DIRECTIVE -> What lines of the data include the string "title"? Copy them all.

============================================================

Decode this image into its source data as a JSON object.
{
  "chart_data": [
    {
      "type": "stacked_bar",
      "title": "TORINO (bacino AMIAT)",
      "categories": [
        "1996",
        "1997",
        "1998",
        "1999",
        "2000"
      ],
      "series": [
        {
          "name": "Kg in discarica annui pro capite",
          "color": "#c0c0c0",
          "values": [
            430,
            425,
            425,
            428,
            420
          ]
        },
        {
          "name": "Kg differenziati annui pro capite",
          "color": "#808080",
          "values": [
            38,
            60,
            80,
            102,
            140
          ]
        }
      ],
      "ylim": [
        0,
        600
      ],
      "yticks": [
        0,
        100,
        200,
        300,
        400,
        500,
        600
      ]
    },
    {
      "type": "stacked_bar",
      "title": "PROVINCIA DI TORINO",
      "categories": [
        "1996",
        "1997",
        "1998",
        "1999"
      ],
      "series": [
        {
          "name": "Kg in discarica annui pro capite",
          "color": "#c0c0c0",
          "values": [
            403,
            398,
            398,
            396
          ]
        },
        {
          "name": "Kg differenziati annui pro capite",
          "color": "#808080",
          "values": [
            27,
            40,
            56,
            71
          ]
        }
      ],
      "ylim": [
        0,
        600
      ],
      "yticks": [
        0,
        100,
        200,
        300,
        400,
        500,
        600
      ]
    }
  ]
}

============================================================

TASK OUTPUT ->
      "title": "TORINO (bacino AMIAT)",
      "title": "PROVINCIA DI TORINO",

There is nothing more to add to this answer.